Collected data entries
● ● ● ●

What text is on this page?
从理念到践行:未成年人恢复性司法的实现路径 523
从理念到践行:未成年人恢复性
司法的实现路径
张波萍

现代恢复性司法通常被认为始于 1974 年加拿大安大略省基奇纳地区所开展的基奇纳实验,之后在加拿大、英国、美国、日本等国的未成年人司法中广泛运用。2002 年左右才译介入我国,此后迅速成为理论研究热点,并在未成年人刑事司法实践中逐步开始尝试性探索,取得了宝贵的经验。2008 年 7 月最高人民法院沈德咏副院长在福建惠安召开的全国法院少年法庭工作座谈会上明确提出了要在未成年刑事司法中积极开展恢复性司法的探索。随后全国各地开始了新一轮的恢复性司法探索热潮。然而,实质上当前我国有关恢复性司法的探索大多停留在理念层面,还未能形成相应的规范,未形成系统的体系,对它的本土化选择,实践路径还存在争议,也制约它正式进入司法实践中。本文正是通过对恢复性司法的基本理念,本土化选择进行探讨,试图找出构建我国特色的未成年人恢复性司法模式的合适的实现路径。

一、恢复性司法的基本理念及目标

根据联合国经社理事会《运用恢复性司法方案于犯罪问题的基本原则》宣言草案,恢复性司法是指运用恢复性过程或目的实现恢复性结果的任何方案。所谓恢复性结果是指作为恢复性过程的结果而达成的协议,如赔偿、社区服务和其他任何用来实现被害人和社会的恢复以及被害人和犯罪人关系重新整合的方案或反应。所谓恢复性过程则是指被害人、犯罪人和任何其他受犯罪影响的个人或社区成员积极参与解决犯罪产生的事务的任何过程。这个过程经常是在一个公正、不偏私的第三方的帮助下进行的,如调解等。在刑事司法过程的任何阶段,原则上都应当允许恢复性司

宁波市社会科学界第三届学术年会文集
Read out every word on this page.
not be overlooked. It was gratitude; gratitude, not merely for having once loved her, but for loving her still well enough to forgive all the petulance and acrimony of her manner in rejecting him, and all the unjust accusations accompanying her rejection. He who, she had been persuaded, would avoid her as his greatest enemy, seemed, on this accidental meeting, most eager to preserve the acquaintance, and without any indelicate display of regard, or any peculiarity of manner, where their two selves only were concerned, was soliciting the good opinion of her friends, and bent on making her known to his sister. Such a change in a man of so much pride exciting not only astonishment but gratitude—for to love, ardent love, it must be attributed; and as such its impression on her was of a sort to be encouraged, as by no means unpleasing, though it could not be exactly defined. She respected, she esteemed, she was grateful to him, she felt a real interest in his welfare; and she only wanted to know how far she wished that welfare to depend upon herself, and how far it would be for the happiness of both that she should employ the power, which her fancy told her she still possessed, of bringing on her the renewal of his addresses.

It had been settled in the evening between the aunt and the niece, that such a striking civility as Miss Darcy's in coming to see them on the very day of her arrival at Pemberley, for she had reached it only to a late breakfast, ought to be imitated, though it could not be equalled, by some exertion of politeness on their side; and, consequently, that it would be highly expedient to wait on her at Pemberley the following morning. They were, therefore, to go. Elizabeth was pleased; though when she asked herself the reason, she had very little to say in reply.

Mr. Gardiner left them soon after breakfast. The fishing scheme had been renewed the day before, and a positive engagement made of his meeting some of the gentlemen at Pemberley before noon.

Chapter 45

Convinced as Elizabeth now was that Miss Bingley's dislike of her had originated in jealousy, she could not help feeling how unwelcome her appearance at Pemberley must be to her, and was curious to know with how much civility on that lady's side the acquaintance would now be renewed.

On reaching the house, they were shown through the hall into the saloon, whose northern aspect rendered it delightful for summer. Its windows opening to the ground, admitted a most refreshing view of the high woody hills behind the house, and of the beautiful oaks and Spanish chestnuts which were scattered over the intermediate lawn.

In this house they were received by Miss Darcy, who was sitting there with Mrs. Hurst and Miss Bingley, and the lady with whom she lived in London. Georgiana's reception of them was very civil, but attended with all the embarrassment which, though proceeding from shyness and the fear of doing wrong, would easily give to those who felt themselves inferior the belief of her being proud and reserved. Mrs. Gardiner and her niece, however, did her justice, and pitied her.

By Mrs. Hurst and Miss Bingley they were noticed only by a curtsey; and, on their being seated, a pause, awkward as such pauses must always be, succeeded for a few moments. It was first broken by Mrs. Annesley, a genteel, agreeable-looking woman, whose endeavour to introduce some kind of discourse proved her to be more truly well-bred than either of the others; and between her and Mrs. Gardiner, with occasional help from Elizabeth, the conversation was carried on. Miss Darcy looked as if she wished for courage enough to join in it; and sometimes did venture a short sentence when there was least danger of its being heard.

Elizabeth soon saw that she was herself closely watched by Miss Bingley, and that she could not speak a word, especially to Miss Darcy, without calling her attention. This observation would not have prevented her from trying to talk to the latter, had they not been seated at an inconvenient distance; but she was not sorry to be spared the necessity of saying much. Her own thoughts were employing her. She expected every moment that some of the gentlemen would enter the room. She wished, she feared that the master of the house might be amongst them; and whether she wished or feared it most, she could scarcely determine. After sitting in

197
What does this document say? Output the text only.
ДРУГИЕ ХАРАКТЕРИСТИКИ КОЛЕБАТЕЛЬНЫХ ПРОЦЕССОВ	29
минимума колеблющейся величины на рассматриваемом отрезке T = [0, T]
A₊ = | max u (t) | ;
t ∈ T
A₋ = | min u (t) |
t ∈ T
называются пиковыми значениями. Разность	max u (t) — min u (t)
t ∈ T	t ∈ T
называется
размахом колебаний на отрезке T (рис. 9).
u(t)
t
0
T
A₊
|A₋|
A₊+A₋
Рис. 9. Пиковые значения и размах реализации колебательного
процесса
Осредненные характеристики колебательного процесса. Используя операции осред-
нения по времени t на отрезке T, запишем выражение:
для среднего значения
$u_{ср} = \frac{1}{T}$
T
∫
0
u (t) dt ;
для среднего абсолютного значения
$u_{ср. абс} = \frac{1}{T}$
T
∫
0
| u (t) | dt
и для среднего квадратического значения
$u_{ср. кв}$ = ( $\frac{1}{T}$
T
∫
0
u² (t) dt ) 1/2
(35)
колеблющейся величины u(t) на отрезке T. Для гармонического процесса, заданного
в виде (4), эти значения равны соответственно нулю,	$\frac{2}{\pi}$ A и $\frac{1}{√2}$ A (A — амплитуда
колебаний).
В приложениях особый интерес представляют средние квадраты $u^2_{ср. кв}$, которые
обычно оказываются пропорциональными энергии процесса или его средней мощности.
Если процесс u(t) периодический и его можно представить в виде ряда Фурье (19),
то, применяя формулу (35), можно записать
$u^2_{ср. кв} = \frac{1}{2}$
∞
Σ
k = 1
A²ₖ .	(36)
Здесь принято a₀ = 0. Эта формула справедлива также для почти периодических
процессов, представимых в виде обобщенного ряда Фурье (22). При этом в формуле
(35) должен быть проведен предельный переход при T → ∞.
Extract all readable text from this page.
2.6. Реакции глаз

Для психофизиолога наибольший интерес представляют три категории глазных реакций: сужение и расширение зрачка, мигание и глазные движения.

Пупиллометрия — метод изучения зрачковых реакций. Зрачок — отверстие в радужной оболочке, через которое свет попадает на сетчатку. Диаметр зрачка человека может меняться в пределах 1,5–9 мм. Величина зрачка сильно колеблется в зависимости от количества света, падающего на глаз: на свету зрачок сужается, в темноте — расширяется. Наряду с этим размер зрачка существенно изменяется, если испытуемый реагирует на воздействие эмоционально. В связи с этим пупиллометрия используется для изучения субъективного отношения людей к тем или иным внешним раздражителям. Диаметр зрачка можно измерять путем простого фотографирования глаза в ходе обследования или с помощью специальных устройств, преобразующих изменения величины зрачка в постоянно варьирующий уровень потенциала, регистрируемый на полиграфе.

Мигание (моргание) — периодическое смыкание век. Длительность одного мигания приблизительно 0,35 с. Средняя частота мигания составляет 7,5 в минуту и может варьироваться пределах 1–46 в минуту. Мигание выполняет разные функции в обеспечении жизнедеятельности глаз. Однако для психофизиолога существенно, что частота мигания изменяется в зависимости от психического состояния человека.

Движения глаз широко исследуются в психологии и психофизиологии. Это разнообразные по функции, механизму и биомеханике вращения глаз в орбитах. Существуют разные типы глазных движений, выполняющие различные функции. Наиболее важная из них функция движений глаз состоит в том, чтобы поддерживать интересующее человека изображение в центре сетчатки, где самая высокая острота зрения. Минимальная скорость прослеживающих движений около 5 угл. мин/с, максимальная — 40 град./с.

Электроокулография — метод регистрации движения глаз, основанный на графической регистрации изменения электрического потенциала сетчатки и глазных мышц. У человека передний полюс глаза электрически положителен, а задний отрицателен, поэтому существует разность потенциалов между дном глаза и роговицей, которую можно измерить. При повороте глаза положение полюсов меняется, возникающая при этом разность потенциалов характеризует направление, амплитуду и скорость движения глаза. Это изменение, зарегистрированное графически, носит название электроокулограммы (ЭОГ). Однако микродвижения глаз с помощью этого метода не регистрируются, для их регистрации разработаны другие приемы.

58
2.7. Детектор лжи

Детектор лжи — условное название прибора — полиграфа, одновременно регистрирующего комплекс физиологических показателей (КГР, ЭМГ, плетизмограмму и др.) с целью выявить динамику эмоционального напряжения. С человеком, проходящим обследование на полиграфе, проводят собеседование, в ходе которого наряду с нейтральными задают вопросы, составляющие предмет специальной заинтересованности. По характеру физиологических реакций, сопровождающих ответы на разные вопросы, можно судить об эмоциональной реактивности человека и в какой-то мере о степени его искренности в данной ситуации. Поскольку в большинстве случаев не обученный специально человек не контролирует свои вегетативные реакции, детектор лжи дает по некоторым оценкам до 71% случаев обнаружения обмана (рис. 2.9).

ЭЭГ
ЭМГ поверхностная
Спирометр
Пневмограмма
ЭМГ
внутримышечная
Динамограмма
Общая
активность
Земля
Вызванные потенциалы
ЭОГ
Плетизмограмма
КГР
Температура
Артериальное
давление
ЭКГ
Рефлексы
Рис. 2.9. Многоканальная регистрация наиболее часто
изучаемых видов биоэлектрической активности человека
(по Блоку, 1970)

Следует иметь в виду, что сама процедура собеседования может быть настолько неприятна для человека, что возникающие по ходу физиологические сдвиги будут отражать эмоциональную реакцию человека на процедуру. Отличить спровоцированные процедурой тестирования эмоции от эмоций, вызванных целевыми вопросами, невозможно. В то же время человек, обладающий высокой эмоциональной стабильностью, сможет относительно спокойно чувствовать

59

● ● ● ●

▶ _Aim of the exercise_
Return every line in the listing that contains the word "ряда".

▶ _Written solution_
Если процесс u(t) периодический и его можно представить в виде ряда Фурье (19),
процессов, представимых в виде обобщенного ряда Фурье (22). При этом в формуле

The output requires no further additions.